What is required: Repeat each line exactly, leaving nothing out.

Source data
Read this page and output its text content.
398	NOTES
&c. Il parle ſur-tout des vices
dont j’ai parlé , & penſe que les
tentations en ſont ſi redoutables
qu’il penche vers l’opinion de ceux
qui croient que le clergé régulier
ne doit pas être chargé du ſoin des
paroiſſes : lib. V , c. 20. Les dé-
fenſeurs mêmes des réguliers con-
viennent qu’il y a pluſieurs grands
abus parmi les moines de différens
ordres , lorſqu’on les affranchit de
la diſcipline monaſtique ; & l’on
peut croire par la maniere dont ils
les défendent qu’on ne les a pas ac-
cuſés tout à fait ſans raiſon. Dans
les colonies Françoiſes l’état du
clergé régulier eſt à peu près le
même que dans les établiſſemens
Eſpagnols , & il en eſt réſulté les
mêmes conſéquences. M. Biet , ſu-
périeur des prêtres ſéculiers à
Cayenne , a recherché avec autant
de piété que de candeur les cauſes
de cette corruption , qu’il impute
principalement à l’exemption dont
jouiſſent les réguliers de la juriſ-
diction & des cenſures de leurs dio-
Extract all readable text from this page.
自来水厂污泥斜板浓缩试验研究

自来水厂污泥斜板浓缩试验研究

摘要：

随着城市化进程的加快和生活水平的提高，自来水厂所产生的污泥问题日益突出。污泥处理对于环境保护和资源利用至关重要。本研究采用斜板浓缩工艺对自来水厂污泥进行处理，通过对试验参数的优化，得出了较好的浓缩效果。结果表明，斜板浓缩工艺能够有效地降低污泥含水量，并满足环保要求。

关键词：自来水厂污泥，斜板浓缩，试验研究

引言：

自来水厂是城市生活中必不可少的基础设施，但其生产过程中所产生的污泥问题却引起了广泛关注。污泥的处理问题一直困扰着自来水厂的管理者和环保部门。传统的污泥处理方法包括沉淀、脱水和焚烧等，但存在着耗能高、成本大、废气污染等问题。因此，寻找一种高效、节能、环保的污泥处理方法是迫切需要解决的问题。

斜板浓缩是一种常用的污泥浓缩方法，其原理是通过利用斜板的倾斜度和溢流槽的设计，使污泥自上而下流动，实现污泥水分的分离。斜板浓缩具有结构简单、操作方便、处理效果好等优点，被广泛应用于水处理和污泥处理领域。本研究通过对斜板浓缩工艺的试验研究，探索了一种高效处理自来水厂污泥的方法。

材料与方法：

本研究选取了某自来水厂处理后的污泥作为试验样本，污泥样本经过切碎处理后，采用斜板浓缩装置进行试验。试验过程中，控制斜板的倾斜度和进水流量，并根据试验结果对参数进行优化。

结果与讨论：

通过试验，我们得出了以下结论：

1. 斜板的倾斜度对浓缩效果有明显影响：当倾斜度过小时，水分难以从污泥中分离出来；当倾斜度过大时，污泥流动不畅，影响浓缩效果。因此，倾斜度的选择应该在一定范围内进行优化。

Complete answer:
Read this page and output its text content.
398	NOTES
&c. Il parle ſur-tout des vices
dont j’ai parlé , & penſe que les
tentations en ſont ſi redoutables
qu’il penche vers l’opinion de ceux
qui croient que le clergé régulier
ne doit pas être chargé du ſoin des
paroiſſes : lib. V , c. 20. Les dé-
fenſeurs mêmes des réguliers con-
viennent qu’il y a pluſieurs grands
abus parmi les moines de différens
ordres , lorſqu’on les affranchit de
la diſcipline monaſtique ; & l’on
peut croire par la maniere dont ils
les défendent qu’on ne les a pas ac-
cuſés tout à fait ſans raiſon. Dans
les colonies Françoiſes l’état du
clergé régulier eſt à peu près le
même que dans les établiſſemens
Eſpagnols , & il en eſt réſulté les
mêmes conſéquences. M. Biet , ſu-
périeur des prêtres ſéculiers à
Cayenne , a recherché avec autant
de piété que de candeur les cauſes
de cette corruption , qu’il impute
principalement à l’exemption dont
jouiſſent les réguliers de la juriſ-
diction & des cenſures de leurs dio-
Extract all readable text from this page.
自来水厂污泥斜板浓缩试验研究

自来水厂污泥斜板浓缩试验研究

摘要：

随着城市化进程的加快和生活水平的提高，自来水厂所产生的污泥问题日益突出。污泥处理对于环境保护和资源利用至关重要。本研究采用斜板浓缩工艺对自来水厂污泥进行处理，通过对试验参数的优化，得出了较好的浓缩效果。结果表明，斜板浓缩工艺能够有效地降低污泥含水量，并满足环保要求。

关键词：自来水厂污泥，斜板浓缩，试验研究

引言：

自来水厂是城市生活中必不可少的基础设施，但其生产过程中所产生的污泥问题却引起了广泛关注。污泥的处理问题一直困扰着自来水厂的管理者和环保部门。传统的污泥处理方法包括沉淀、脱水和焚烧等，但存在着耗能高、成本大、废气污染等问题。因此，寻找一种高效、节能、环保的污泥处理方法是迫切需要解决的问题。

斜板浓缩是一种常用的污泥浓缩方法，其原理是通过利用斜板的倾斜度和溢流槽的设计，使污泥自上而下流动，实现污泥水分的分离。斜板浓缩具有结构简单、操作方便、处理效果好等优点，被广泛应用于水处理和污泥处理领域。本研究通过对斜板浓缩工艺的试验研究，探索了一种高效处理自来水厂污泥的方法。

材料与方法：

本研究选取了某自来水厂处理后的污泥作为试验样本，污泥样本经过切碎处理后，采用斜板浓缩装置进行试验。试验过程中，控制斜板的倾斜度和进水流量，并根据试验结果对参数进行优化。

结果与讨论：

通过试验，我们得出了以下结论：

1. 斜板的倾斜度对浓缩效果有明显影响：当倾斜度过小时，水分难以从污泥中分离出来；当倾斜度过大时，污泥流动不畅，影响浓缩效果。因此，倾斜度的选择应该在一定范围内进行优化。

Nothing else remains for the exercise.